Set the data down again, exactly as it reads, but without the pictures.
>> Start Records
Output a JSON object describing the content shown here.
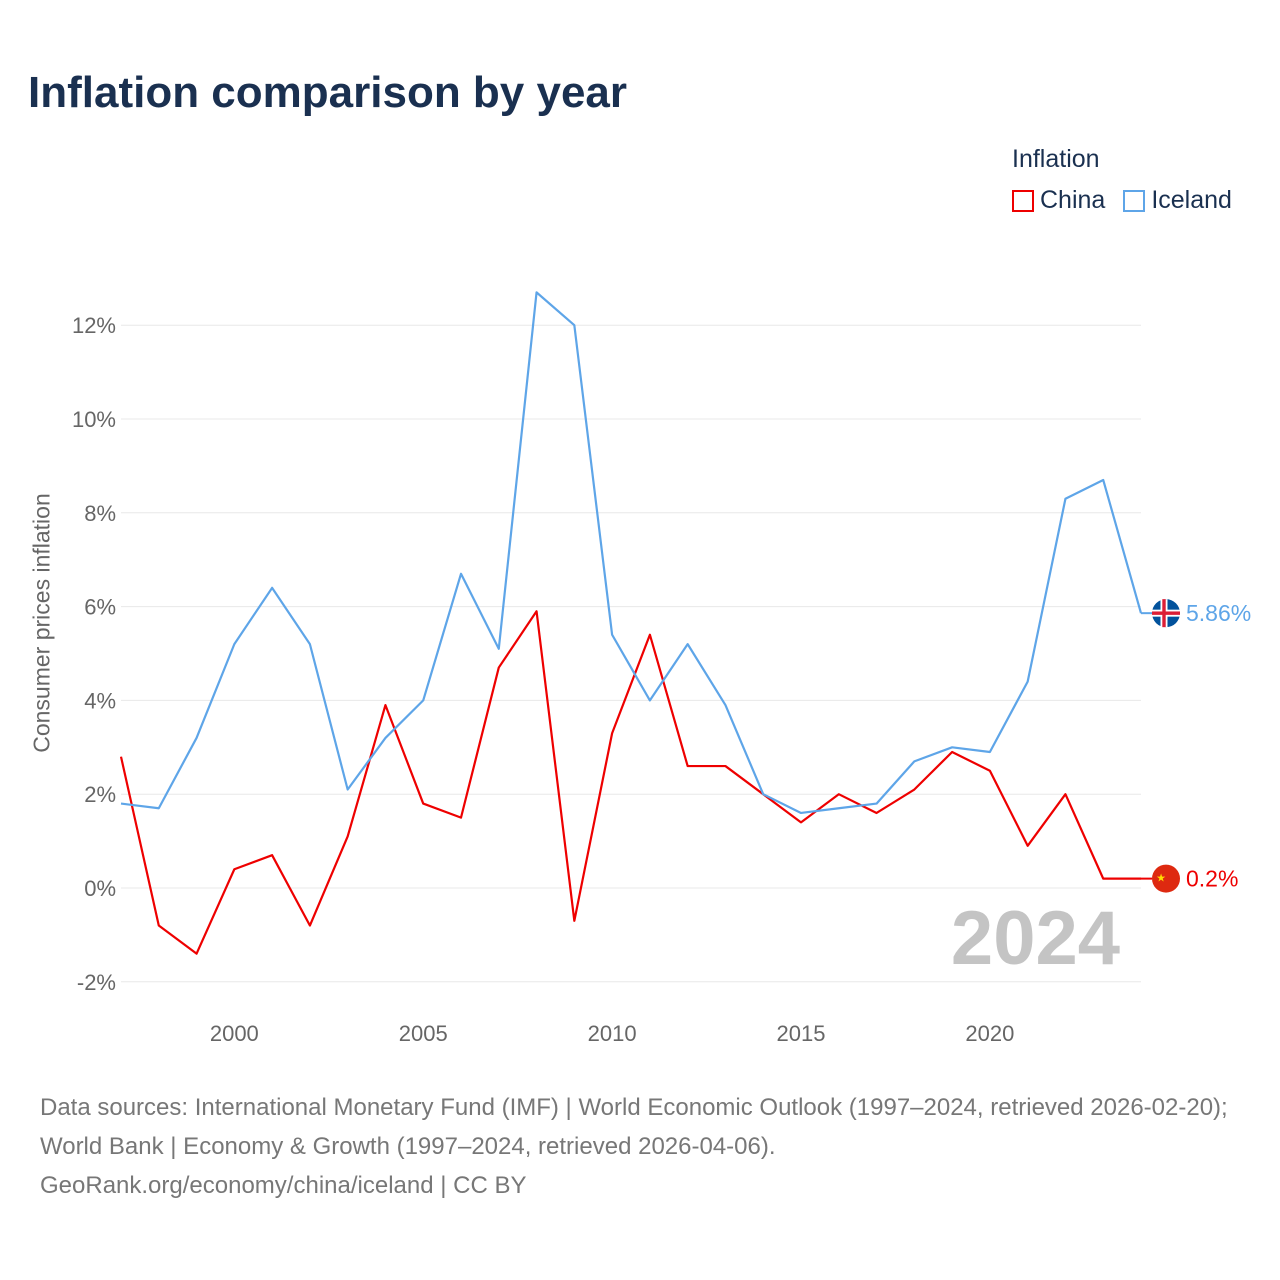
{
  "chart_data": {
    "type": "line",
    "title": "Inflation comparison by year",
    "xlabel": "",
    "ylabel": "Consumer prices inflation",
    "legend_title": "Inflation",
    "legend_position": "top-right",
    "x": [
      1997,
      1998,
      1999,
      2000,
      2001,
      2002,
      2003,
      2004,
      2005,
      2006,
      2007,
      2008,
      2009,
      2010,
      2011,
      2012,
      2013,
      2014,
      2015,
      2016,
      2017,
      2018,
      2019,
      2020,
      2021,
      2022,
      2023,
      2024
    ],
    "xlim": [
      1997,
      2024
    ],
    "ylim": [
      -2.6,
      13.6
    ],
    "x_ticks": [
      2000,
      2005,
      2010,
      2015,
      2020
    ],
    "x_tick_labels": [
      "2000",
      "2005",
      "2010",
      "2015",
      "2020"
    ],
    "y_ticks": [
      -2,
      0,
      2,
      4,
      6,
      8,
      10,
      12
    ],
    "y_tick_labels": [
      "-2%",
      "0%",
      "2%",
      "4%",
      "6%",
      "8%",
      "10%",
      "12%"
    ],
    "grid": true,
    "watermark_year": "2024",
    "series": [
      {
        "name": "China",
        "color": "#ee0000",
        "end_label": "0.2%",
        "values": [
          2.8,
          -0.8,
          -1.4,
          0.4,
          0.7,
          -0.8,
          1.1,
          3.9,
          1.8,
          1.5,
          4.7,
          5.9,
          -0.7,
          3.3,
          5.4,
          2.6,
          2.6,
          2.0,
          1.4,
          2.0,
          1.6,
          2.1,
          2.9,
          2.5,
          0.9,
          2.0,
          0.2,
          0.2
        ]
      },
      {
        "name": "Iceland",
        "color": "#5ea5e8",
        "end_label": "5.86%",
        "values": [
          1.8,
          1.7,
          3.2,
          5.2,
          6.4,
          5.2,
          2.1,
          3.2,
          4.0,
          6.7,
          5.1,
          12.7,
          12.0,
          5.4,
          4.0,
          5.2,
          3.9,
          2.0,
          1.6,
          1.7,
          1.8,
          2.7,
          3.0,
          2.9,
          4.4,
          8.3,
          8.7,
          5.86
        ]
      }
    ]
  },
  "footer": {
    "sources": "Data sources: International Monetary Fund (IMF) | World Economic Outlook (1997–2024, retrieved 2026-02-20); World Bank | Economy & Growth (1997–2024, retrieved 2026-04-06).",
    "link": "GeoRank.org/economy/china/iceland | CC BY"
  }
}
>> End Records
(Answer below)
Output a JSON object describing the content shown here.
{
  "chart_data": {
    "type": "line",
    "title": "Inflation comparison by year",
    "xlabel": "",
    "ylabel": "Consumer prices inflation",
    "legend_title": "Inflation",
    "legend_position": "top-right",
    "x": [
      1997,
      1998,
      1999,
      2000,
      2001,
      2002,
      2003,
      2004,
      2005,
      2006,
      2007,
      2008,
      2009,
      2010,
      2011,
      2012,
      2013,
      2014,
      2015,
      2016,
      2017,
      2018,
      2019,
      2020,
      2021,
      2022,
      2023,
      2024
    ],
    "xlim": [
      1997,
      2024
    ],
    "ylim": [
      -2.6,
      13.6
    ],
    "x_ticks": [
      2000,
      2005,
      2010,
      2015,
      2020
    ],
    "x_tick_labels": [
      "2000",
      "2005",
      "2010",
      "2015",
      "2020"
    ],
    "y_ticks": [
      -2,
      0,
      2,
      4,
      6,
      8,
      10,
      12
    ],
    "y_tick_labels": [
      "-2%",
      "0%",
      "2%",
      "4%",
      "6%",
      "8%",
      "10%",
      "12%"
    ],
    "grid": true,
    "watermark_year": "2024",
    "series": [
      {
        "name": "China",
        "color": "#ee0000",
        "end_label": "0.2%",
        "values": [
          2.8,
          -0.8,
          -1.4,
          0.4,
          0.7,
          -0.8,
          1.1,
          3.9,
          1.8,
          1.5,
          4.7,
          5.9,
          -0.7,
          3.3,
          5.4,
          2.6,
          2.6,
          2.0,
          1.4,
          2.0,
          1.6,
          2.1,
          2.9,
          2.5,
          0.9,
          2.0,
          0.2,
          0.2
        ]
      },
      {
        "name": "Iceland",
        "color": "#5ea5e8",
        "end_label": "5.86%",
        "values": [
          1.8,
          1.7,
          3.2,
          5.2,
          6.4,
          5.2,
          2.1,
          3.2,
          4.0,
          6.7,
          5.1,
          12.7,
          12.0,
          5.4,
          4.0,
          5.2,
          3.9,
          2.0,
          1.6,
          1.7,
          1.8,
          2.7,
          3.0,
          2.9,
          4.4,
          8.3,
          8.7,
          5.86
        ]
      }
    ]
  },
  "footer": {
    "sources": "Data sources: International Monetary Fund (IMF) | World Economic Outlook (1997–2024, retrieved 2026-02-20); World Bank | Economy & Growth (1997–2024, retrieved 2026-04-06).",
    "link": "GeoRank.org/economy/china/iceland | CC BY"
  }
}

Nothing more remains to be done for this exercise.